» Request: Go through the material and tally the lines containing the string "Flag". Give the total alone.

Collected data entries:
____________
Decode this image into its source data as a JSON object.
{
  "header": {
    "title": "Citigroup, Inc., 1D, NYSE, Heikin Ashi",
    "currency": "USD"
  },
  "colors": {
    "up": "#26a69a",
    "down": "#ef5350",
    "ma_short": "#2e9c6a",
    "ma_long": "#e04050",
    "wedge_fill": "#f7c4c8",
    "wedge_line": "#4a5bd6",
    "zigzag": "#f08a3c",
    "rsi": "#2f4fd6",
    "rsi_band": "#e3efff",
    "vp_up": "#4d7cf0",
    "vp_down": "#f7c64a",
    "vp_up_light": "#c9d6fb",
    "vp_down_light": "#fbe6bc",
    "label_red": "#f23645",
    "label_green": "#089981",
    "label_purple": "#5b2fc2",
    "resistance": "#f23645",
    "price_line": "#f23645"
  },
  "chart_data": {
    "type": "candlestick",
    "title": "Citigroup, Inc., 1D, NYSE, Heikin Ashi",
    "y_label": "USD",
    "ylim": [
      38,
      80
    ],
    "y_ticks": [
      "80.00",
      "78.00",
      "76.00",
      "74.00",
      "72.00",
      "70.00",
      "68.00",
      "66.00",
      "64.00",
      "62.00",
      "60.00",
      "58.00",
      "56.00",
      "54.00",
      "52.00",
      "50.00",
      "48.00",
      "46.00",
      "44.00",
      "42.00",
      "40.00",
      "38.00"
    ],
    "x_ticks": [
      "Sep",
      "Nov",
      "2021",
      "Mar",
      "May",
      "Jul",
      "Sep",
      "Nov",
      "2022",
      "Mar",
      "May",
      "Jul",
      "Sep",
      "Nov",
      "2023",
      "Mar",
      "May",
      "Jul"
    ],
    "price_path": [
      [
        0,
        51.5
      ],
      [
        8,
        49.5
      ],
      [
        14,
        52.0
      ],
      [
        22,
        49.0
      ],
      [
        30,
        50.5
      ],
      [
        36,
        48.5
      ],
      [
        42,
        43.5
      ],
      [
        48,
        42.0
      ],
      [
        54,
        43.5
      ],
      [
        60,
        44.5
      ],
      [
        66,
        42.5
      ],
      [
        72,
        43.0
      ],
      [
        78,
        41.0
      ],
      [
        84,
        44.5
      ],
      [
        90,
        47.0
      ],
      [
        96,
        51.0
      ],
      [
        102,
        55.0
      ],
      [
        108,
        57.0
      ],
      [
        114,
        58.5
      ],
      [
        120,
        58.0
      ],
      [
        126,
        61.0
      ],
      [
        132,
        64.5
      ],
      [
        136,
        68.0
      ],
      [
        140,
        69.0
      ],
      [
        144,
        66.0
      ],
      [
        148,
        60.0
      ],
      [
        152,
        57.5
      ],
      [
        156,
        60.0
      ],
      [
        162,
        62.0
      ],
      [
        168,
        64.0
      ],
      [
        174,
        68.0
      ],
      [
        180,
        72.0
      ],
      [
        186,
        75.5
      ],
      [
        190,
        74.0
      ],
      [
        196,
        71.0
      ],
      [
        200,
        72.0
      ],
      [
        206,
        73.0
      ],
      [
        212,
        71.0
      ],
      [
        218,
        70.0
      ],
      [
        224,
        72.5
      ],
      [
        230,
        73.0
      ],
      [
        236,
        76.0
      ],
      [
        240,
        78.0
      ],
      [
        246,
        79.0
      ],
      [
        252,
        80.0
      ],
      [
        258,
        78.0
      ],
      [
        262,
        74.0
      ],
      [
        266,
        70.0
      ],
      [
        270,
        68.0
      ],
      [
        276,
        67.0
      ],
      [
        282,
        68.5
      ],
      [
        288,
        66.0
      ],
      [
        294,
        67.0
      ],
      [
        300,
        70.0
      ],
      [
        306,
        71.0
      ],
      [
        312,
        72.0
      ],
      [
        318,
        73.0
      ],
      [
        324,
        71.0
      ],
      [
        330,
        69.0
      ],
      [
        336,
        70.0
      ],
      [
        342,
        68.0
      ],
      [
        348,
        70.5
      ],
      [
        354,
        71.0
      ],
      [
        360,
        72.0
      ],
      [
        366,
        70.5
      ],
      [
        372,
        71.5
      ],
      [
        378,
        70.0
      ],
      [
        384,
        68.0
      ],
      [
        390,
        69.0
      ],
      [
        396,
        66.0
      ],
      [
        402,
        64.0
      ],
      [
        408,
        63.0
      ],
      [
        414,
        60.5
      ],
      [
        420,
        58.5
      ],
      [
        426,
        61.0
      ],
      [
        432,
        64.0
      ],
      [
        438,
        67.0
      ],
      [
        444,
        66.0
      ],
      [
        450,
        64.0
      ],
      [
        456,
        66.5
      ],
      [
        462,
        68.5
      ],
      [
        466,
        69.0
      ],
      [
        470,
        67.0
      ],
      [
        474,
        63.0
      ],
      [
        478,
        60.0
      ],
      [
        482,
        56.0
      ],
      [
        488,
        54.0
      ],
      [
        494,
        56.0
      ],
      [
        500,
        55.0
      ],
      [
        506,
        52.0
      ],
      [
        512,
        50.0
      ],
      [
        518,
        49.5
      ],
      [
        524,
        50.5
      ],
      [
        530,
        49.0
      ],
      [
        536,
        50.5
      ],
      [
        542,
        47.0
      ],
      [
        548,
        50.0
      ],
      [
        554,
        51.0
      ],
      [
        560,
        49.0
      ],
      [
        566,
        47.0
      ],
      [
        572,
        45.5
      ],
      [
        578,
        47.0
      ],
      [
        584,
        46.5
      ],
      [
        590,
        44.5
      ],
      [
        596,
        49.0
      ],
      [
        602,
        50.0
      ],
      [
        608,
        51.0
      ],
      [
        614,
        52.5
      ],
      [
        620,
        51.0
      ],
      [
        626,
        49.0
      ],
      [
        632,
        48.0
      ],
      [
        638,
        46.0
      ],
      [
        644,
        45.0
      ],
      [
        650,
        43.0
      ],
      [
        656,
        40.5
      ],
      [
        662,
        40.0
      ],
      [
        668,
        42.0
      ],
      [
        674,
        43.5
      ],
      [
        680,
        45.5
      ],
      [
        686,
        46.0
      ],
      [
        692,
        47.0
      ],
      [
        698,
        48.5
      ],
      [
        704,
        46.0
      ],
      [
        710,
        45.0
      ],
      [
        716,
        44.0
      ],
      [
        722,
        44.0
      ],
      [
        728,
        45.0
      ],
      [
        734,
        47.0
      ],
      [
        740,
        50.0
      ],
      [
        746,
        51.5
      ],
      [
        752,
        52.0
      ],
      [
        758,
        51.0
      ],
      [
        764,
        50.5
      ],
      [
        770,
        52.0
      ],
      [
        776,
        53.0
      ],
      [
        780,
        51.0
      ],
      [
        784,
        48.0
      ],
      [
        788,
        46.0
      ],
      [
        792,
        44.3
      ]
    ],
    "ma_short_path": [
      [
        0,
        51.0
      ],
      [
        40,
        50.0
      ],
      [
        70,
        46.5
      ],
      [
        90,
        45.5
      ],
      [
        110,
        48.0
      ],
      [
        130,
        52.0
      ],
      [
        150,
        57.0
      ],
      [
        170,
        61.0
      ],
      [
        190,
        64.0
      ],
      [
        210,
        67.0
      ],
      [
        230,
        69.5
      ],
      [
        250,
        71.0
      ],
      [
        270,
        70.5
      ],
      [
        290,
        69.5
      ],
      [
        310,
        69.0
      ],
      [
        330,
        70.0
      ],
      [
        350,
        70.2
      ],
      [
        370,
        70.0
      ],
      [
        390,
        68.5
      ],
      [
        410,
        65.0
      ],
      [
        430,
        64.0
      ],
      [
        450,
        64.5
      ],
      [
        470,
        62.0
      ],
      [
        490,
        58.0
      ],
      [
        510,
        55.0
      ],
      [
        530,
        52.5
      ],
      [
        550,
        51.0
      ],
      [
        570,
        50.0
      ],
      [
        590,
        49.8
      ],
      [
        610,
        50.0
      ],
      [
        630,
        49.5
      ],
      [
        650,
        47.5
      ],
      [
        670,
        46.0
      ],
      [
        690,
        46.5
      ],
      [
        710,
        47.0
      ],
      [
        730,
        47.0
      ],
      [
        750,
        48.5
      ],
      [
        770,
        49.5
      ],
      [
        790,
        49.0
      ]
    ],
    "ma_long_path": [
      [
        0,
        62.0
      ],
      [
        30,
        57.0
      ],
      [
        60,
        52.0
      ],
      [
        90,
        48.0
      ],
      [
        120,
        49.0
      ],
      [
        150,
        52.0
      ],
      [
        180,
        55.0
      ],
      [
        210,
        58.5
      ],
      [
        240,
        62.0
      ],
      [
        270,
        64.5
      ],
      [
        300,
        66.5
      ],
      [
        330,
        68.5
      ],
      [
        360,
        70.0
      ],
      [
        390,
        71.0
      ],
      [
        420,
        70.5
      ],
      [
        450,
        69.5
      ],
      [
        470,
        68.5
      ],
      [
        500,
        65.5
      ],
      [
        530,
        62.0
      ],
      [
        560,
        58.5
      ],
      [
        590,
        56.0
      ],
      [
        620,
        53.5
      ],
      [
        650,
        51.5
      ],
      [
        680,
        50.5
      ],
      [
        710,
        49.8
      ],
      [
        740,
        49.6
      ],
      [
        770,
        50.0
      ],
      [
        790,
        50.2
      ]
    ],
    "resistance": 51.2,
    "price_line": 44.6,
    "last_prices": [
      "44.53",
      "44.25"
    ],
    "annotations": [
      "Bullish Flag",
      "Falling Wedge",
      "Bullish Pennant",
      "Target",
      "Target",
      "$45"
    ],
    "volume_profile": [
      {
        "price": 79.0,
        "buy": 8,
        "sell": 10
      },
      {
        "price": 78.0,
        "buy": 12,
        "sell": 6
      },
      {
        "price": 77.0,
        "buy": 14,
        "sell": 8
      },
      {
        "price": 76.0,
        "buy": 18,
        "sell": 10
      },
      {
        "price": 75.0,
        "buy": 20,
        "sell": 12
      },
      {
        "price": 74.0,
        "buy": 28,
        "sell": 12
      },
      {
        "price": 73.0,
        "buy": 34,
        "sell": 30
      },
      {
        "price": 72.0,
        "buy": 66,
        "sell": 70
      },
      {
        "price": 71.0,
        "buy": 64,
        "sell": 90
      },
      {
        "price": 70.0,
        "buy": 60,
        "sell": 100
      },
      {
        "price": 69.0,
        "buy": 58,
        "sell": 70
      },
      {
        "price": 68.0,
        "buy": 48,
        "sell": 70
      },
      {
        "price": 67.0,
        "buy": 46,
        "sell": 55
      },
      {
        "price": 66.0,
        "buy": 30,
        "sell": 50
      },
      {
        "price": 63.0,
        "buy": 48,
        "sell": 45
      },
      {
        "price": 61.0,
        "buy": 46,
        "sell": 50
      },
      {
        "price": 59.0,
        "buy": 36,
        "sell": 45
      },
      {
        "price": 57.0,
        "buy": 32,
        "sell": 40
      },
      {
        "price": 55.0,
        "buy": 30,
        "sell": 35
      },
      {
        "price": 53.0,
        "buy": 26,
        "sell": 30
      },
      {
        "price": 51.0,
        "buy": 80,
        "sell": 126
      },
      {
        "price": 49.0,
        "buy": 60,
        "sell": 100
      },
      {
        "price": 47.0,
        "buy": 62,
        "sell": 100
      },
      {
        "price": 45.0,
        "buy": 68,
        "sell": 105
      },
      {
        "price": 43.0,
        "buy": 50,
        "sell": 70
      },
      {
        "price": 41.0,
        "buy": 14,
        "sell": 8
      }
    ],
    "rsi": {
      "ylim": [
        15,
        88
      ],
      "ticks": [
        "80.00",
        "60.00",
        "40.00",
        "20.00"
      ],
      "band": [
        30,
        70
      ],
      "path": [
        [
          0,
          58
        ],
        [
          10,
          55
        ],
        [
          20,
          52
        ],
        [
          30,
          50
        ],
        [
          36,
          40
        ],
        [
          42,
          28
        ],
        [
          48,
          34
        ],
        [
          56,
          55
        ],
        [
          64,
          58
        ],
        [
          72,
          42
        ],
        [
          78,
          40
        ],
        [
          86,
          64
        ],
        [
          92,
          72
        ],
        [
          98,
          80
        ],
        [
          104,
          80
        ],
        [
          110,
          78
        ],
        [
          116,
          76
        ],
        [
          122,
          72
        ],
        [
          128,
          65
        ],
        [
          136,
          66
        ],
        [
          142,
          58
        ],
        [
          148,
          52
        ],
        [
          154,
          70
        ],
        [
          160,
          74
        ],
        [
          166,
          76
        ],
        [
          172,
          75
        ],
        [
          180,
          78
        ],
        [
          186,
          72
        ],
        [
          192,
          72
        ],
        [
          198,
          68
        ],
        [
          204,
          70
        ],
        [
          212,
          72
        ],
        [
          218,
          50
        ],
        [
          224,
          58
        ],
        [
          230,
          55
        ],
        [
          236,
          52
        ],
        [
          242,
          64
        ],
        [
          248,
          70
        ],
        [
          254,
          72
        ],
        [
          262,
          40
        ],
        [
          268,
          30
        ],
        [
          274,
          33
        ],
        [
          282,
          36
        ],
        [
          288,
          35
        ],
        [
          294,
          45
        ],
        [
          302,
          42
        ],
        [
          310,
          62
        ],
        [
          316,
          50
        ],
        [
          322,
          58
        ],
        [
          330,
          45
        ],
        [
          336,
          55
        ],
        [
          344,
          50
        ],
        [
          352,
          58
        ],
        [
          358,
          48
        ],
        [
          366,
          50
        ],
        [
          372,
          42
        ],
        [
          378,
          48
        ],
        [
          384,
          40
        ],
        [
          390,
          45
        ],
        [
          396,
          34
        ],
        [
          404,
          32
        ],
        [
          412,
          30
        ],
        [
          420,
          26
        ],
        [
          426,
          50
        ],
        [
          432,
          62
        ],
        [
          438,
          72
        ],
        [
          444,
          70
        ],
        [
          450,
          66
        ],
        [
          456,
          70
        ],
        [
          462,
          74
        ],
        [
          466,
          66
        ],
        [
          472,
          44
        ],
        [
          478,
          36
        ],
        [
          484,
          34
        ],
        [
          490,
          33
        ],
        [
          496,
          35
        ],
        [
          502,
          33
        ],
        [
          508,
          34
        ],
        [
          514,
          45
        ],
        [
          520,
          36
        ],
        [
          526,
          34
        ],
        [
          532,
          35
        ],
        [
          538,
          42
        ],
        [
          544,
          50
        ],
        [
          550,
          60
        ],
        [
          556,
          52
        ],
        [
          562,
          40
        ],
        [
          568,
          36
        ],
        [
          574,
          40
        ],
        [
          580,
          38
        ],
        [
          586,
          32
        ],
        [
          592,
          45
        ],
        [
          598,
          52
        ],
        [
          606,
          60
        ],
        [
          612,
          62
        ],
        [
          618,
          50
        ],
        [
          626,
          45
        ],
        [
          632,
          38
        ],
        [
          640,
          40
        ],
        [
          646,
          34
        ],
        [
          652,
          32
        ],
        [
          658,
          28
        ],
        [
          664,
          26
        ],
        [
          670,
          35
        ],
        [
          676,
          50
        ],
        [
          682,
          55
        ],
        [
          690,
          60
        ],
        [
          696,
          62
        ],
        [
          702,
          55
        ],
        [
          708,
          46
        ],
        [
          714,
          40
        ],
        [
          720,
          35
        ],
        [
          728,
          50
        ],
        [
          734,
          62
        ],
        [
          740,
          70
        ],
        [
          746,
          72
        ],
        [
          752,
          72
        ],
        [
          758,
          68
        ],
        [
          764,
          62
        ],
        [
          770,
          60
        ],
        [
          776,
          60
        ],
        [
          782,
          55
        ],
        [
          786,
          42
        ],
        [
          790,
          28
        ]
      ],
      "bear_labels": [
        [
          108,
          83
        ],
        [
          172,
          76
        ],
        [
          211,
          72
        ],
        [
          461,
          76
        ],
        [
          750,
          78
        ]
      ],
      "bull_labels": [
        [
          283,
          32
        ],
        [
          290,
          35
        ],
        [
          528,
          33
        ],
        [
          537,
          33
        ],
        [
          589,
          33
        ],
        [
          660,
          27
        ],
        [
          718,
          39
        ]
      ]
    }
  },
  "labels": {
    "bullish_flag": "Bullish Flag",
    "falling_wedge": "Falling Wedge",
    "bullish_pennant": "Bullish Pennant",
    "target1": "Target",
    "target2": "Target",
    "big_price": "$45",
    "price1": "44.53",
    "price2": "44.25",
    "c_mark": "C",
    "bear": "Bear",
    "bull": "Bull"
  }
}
____________
» Expected answer: 2